*Stated exercise*: Would you restate all the data that follows, word for word?
--
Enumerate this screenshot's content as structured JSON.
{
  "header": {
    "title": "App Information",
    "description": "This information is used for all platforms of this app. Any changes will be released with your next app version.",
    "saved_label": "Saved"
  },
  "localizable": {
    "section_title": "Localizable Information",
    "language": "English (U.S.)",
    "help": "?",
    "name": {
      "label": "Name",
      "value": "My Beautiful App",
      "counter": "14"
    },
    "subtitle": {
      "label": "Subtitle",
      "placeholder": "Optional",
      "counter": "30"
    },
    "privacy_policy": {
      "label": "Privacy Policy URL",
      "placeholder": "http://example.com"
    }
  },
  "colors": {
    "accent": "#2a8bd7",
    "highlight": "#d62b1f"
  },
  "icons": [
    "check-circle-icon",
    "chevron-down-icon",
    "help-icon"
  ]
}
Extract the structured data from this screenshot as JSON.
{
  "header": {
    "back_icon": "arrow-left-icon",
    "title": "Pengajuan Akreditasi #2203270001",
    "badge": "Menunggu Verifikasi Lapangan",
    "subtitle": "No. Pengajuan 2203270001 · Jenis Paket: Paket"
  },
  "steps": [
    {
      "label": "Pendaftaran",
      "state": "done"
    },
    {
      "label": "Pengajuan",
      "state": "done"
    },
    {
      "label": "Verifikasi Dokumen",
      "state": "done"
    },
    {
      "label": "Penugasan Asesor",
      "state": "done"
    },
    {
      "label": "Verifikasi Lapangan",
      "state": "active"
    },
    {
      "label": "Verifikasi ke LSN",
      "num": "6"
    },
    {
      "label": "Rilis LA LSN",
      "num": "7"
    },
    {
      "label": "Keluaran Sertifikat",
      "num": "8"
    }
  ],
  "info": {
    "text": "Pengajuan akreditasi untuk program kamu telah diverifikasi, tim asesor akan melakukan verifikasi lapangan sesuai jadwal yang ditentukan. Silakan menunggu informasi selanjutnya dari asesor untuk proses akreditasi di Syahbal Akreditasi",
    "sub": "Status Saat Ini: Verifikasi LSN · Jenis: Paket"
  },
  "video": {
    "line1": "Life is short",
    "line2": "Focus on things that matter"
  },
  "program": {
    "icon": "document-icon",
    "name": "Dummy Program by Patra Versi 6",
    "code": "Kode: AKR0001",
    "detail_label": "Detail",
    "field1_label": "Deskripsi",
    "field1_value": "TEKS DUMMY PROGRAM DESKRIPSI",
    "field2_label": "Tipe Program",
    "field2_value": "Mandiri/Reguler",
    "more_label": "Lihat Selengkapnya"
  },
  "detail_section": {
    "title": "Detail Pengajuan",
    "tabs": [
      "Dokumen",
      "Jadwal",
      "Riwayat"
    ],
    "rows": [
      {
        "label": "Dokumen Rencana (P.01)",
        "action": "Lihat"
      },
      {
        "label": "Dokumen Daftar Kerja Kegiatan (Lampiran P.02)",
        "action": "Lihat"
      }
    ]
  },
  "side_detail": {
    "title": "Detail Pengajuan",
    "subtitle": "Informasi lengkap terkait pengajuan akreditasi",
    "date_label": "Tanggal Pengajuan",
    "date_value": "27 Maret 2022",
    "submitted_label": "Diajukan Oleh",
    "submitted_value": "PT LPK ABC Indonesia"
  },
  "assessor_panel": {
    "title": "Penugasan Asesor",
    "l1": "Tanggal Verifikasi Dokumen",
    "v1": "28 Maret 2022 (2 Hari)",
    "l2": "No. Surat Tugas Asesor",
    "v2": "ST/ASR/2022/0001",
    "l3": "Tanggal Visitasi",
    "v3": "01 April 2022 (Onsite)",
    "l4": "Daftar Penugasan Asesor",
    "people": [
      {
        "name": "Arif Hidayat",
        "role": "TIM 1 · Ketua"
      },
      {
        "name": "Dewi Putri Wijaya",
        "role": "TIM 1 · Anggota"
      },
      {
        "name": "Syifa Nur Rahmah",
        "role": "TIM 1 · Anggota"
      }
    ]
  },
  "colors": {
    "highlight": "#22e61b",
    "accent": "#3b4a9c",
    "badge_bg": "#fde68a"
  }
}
--
*Task response*:
Enumerate this screenshot's content as structured JSON.
{
  "header": {
    "title": "App Information",
    "description": "This information is used for all platforms of this app. Any changes will be released with your next app version.",
    "saved_label": "Saved"
  },
  "localizable": {
    "section_title": "Localizable Information",
    "language": "English (U.S.)",
    "help": "?",
    "name": {
      "label": "Name",
      "value": "My Beautiful App",
      "counter": "14"
    },
    "subtitle": {
      "label": "Subtitle",
      "placeholder": "Optional",
      "counter": "30"
    },
    "privacy_policy": {
      "label": "Privacy Policy URL",
      "placeholder": "http://example.com"
    }
  },
  "colors": {
    "accent": "#2a8bd7",
    "highlight": "#d62b1f"
  },
  "icons": [
    "check-circle-icon",
    "chevron-down-icon",
    "help-icon"
  ]
}
Extract the structured data from this screenshot as JSON.
{
  "header": {
    "back_icon": "arrow-left-icon",
    "title": "Pengajuan Akreditasi #2203270001",
    "badge": "Menunggu Verifikasi Lapangan",
    "subtitle": "No. Pengajuan 2203270001 · Jenis Paket: Paket"
  },
  "steps": [
    {
      "label": "Pendaftaran",
      "state": "done"
    },
    {
      "label": "Pengajuan",
      "state": "done"
    },
    {
      "label": "Verifikasi Dokumen",
      "state": "done"
    },
    {
      "label": "Penugasan Asesor",
      "state": "done"
    },
    {
      "label": "Verifikasi Lapangan",
      "state": "active"
    },
    {
      "label": "Verifikasi ke LSN",
      "num": "6"
    },
    {
      "label": "Rilis LA LSN",
      "num": "7"
    },
    {
      "label": "Keluaran Sertifikat",
      "num": "8"
    }
  ],
  "info": {
    "text": "Pengajuan akreditasi untuk program kamu telah diverifikasi, tim asesor akan melakukan verifikasi lapangan sesuai jadwal yang ditentukan. Silakan menunggu informasi selanjutnya dari asesor untuk proses akreditasi di Syahbal Akreditasi",
    "sub": "Status Saat Ini: Verifikasi LSN · Jenis: Paket"
  },
  "video": {
    "line1": "Life is short",
    "line2": "Focus on things that matter"
  },
  "program": {
    "icon": "document-icon",
    "name": "Dummy Program by Patra Versi 6",
    "code": "Kode: AKR0001",
    "detail_label": "Detail",
    "field1_label": "Deskripsi",
    "field1_value": "TEKS DUMMY PROGRAM DESKRIPSI",
    "field2_label": "Tipe Program",
    "field2_value": "Mandiri/Reguler",
    "more_label": "Lihat Selengkapnya"
  },
  "detail_section": {
    "title": "Detail Pengajuan",
    "tabs": [
      "Dokumen",
      "Jadwal",
      "Riwayat"
    ],
    "rows": [
      {
        "label": "Dokumen Rencana (P.01)",
        "action": "Lihat"
      },
      {
        "label": "Dokumen Daftar Kerja Kegiatan (Lampiran P.02)",
        "action": "Lihat"
      }
    ]
  },
  "side_detail": {
    "title": "Detail Pengajuan",
    "subtitle": "Informasi lengkap terkait pengajuan akreditasi",
    "date_label": "Tanggal Pengajuan",
    "date_value": "27 Maret 2022",
    "submitted_label": "Diajukan Oleh",
    "submitted_value": "PT LPK ABC Indonesia"
  },
  "assessor_panel": {
    "title": "Penugasan Asesor",
    "l1": "Tanggal Verifikasi Dokumen",
    "v1": "28 Maret 2022 (2 Hari)",
    "l2": "No. Surat Tugas Asesor",
    "v2": "ST/ASR/2022/0001",
    "l3": "Tanggal Visitasi",
    "v3": "01 April 2022 (Onsite)",
    "l4": "Daftar Penugasan Asesor",
    "people": [
      {
        "name": "Arif Hidayat",
        "role": "TIM 1 · Ketua"
      },
      {
        "name": "Dewi Putri Wijaya",
        "role": "TIM 1 · Anggota"
      },
      {
        "name": "Syifa Nur Rahmah",
        "role": "TIM 1 · Anggota"
      }
    ]
  },
  "colors": {
    "highlight": "#22e61b",
    "accent": "#3b4a9c",
    "badge_bg": "#fde68a"
  }
}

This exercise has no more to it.